— Your task —
Copy out each line of the material in which the word "name" appears.

— Saved data entries —
□ □ □ □
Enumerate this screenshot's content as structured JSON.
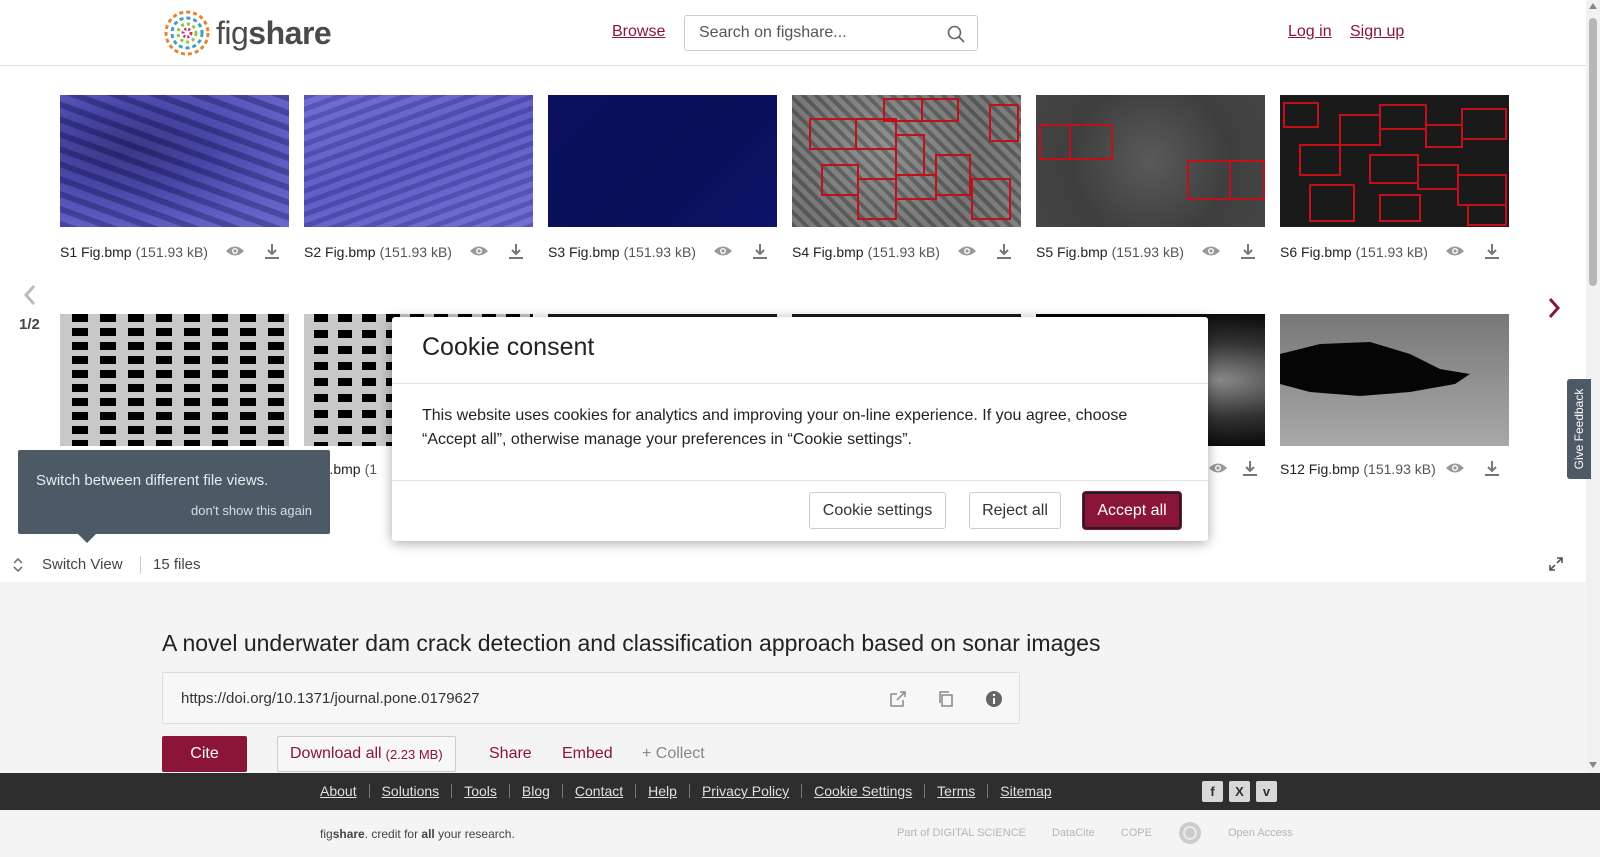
{
  "header": {
    "logo_text_regular": "fig",
    "logo_text_bold": "share",
    "browse": "Browse",
    "search_placeholder": "Search on figshare...",
    "login": "Log in",
    "signup": "Sign up"
  },
  "gallery": {
    "page_indicator": "1/2",
    "files": [
      {
        "name": "S1 Fig.bmp",
        "size": "(151.93 kB)"
      },
      {
        "name": "S2 Fig.bmp",
        "size": "(151.93 kB)"
      },
      {
        "name": "S3 Fig.bmp",
        "size": "(151.93 kB)"
      },
      {
        "name": "S4 Fig.bmp",
        "size": "(151.93 kB)"
      },
      {
        "name": "S5 Fig.bmp",
        "size": "(151.93 kB)"
      },
      {
        "name": "S6 Fig.bmp",
        "size": "(151.93 kB)"
      },
      {
        "name": "Fig.bmp",
        "size": "(1"
      },
      {
        "name": "S12 Fig.bmp",
        "size": "(151.93 kB)"
      }
    ]
  },
  "tooltip": {
    "text": "Switch between different file views.",
    "dismiss": "don't show this again"
  },
  "switch_bar": {
    "label": "Switch View",
    "files_count": "15 files"
  },
  "article": {
    "title": "A novel underwater dam crack detection and classification approach based on sonar images",
    "doi": "https://doi.org/10.1371/journal.pone.0179627",
    "cite": "Cite",
    "download_all": "Download all",
    "download_size": "(2.23 MB)",
    "share": "Share",
    "embed": "Embed",
    "collect": "+ Collect"
  },
  "feedback": "Give Feedback",
  "footer": {
    "links": [
      "About",
      "Solutions",
      "Tools",
      "Blog",
      "Contact",
      "Help",
      "Privacy Policy",
      "Cookie Settings",
      "Terms",
      "Sitemap"
    ],
    "tagline_pre": "fig",
    "tagline_bold": "share",
    "tagline_mid": ". credit for ",
    "tagline_all": "all",
    "tagline_post": " your research.",
    "partners": [
      "Part of DIGITAL SCIENCE",
      "DataCite",
      "COPE",
      "",
      "Open Access"
    ]
  },
  "cookie_modal": {
    "title": "Cookie consent",
    "body": "This website uses cookies for analytics and improving your on-line experience. If you agree, choose “Accept all”, otherwise manage your preferences in “Cookie settings”.",
    "settings": "Cookie settings",
    "reject": "Reject all",
    "accept": "Accept all"
  },
  "colors": {
    "brand": "#8a1538",
    "tooltip_bg": "#4d5a66",
    "footer_dark": "#2e2e2e"
  }
}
□ □ □ □
— Task solution —
        "name": "S1 Fig.bmp",
        "name": "S2 Fig.bmp",
        "name": "S3 Fig.bmp",
        "name": "S4 Fig.bmp",
        "name": "S5 Fig.bmp",
        "name": "S6 Fig.bmp",
        "name": "Fig.bmp",
        "name": "S12 Fig.bmp",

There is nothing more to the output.